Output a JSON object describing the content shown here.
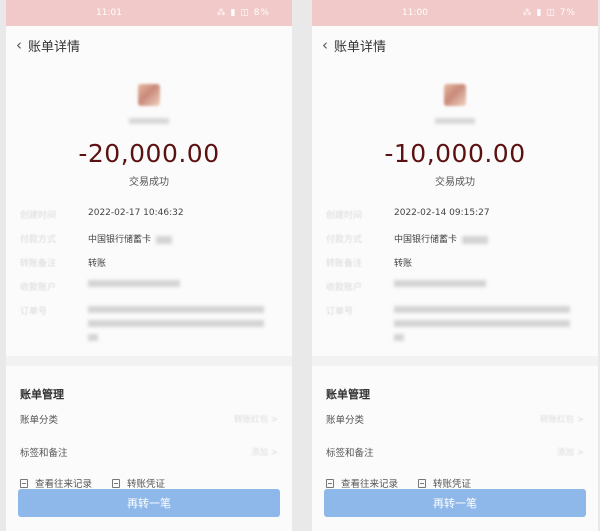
{
  "screens": [
    {
      "status_time": "11:01",
      "status_icons": "⁂ ▮ ◫ 8%",
      "nav_title": "账单详情",
      "amount": "-20,000.00",
      "status": "交易成功",
      "details": [
        {
          "label": "创建时间",
          "value": "2022-02-17 10:46:32"
        },
        {
          "label": "付款方式",
          "value": "中国银行储蓄卡"
        },
        {
          "label": "转账备注",
          "value": "转账"
        },
        {
          "label": "收款账户",
          "value": ""
        },
        {
          "label": "订单号",
          "value": ""
        }
      ],
      "manage_title": "账单管理",
      "manage_rows": [
        {
          "label": "账单分类",
          "value": "转账红包 >"
        },
        {
          "label": "标签和备注",
          "value": "添加 >"
        }
      ],
      "actions": [
        "查看往来记录",
        "转账凭证"
      ],
      "button_label": "再转一笔"
    },
    {
      "status_time": "11:00",
      "status_icons": "⁂ ▮ ◫ 7%",
      "nav_title": "账单详情",
      "amount": "-10,000.00",
      "status": "交易成功",
      "details": [
        {
          "label": "创建时间",
          "value": "2022-02-14 09:15:27"
        },
        {
          "label": "付款方式",
          "value": "中国银行储蓄卡"
        },
        {
          "label": "转账备注",
          "value": "转账"
        },
        {
          "label": "收款账户",
          "value": ""
        },
        {
          "label": "订单号",
          "value": ""
        }
      ],
      "manage_title": "账单管理",
      "manage_rows": [
        {
          "label": "账单分类",
          "value": "转账红包 >"
        },
        {
          "label": "标签和备注",
          "value": "添加 >"
        }
      ],
      "actions": [
        "查看往来记录",
        "转账凭证"
      ],
      "button_label": "再转一笔"
    }
  ]
}
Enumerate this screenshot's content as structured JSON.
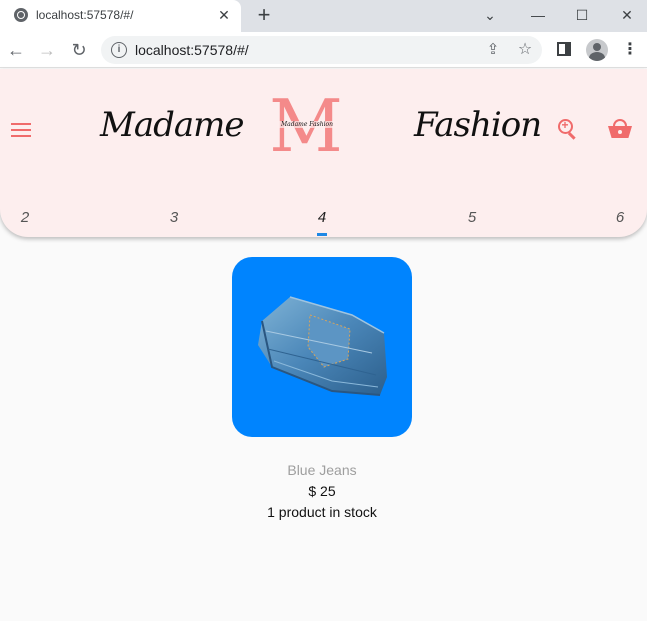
{
  "browser": {
    "tab_title": "localhost:57578/#/",
    "new_tab_label": "+",
    "close_label": "✕",
    "url": "localhost:57578/#/",
    "window_controls": {
      "minimize": "—",
      "maximize": "☐",
      "close": "✕"
    }
  },
  "header": {
    "brand_left": "Madame",
    "brand_right": "Fashion",
    "logo_letter": "M",
    "logo_script": "Madame Fashion",
    "accent_color": "#f06b6b",
    "background_color": "#fdeeee",
    "icons": [
      "menu-icon",
      "zoom-search-icon",
      "shopping-basket-icon"
    ]
  },
  "page_tabs": {
    "items": [
      "2",
      "3",
      "4",
      "5",
      "6"
    ],
    "active": "4",
    "indicator_color": "#1e88e5"
  },
  "product": {
    "name": "Blue Jeans",
    "price": "$ 25",
    "stock": "1 product in stock",
    "image_bg_color": "#0084fe"
  }
}
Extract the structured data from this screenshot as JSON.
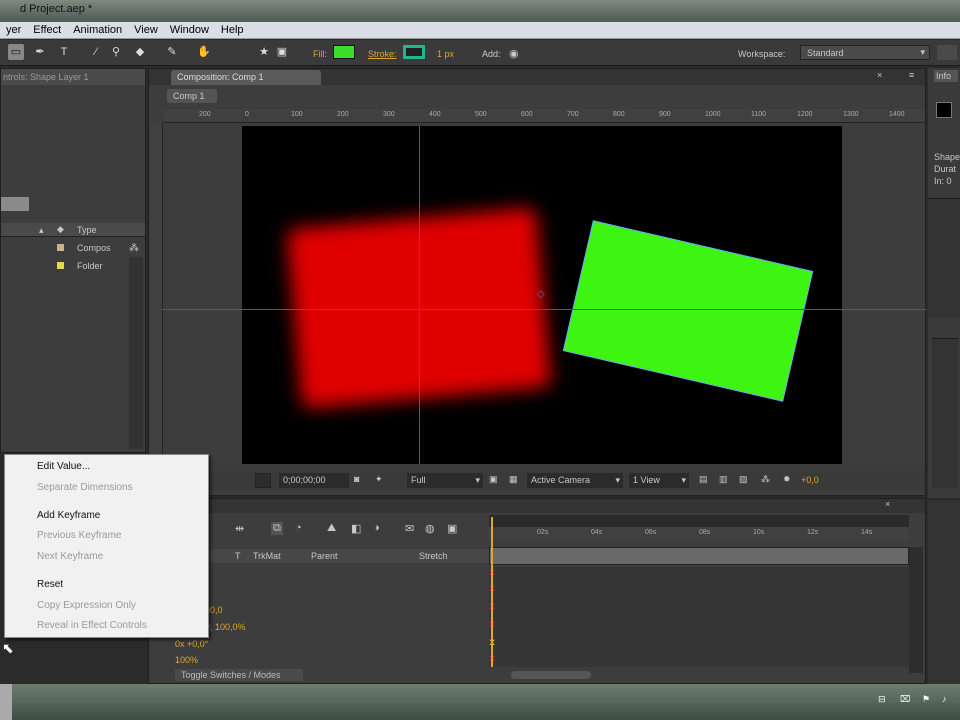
----
_To be done_.
Beginning at the line with "Enumerate this screenshot's", reproduce each line exactly through the last line of the records above, with pictures left out.

_Answer to the exercise_.
Enumerate this screenshot's content as structured JSON.
{
  "browser": {
    "tab_title": "localhost:57578/#/",
    "new_tab_label": "+",
    "close_label": "✕",
    "url": "localhost:57578/#/",
    "window_controls": {
      "minimize": "—",
      "maximize": "☐",
      "close": "✕"
    }
  },
  "header": {
    "brand_left": "Madame",
    "brand_right": "Fashion",
    "logo_letter": "M",
    "logo_script": "Madame Fashion",
    "accent_color": "#f06b6b",
    "background_color": "#fdeeee",
    "icons": [
      "menu-icon",
      "zoom-search-icon",
      "shopping-basket-icon"
    ]
  },
  "page_tabs": {
    "items": [
      "2",
      "3",
      "4",
      "5",
      "6"
    ],
    "active": "4",
    "indicator_color": "#1e88e5"
  },
  "product": {
    "name": "Blue Jeans",
    "price": "$ 25",
    "stock": "1 product in stock",
    "image_bg_color": "#0084fe"
  }
}
Extract the structured data from this screenshot as JSON.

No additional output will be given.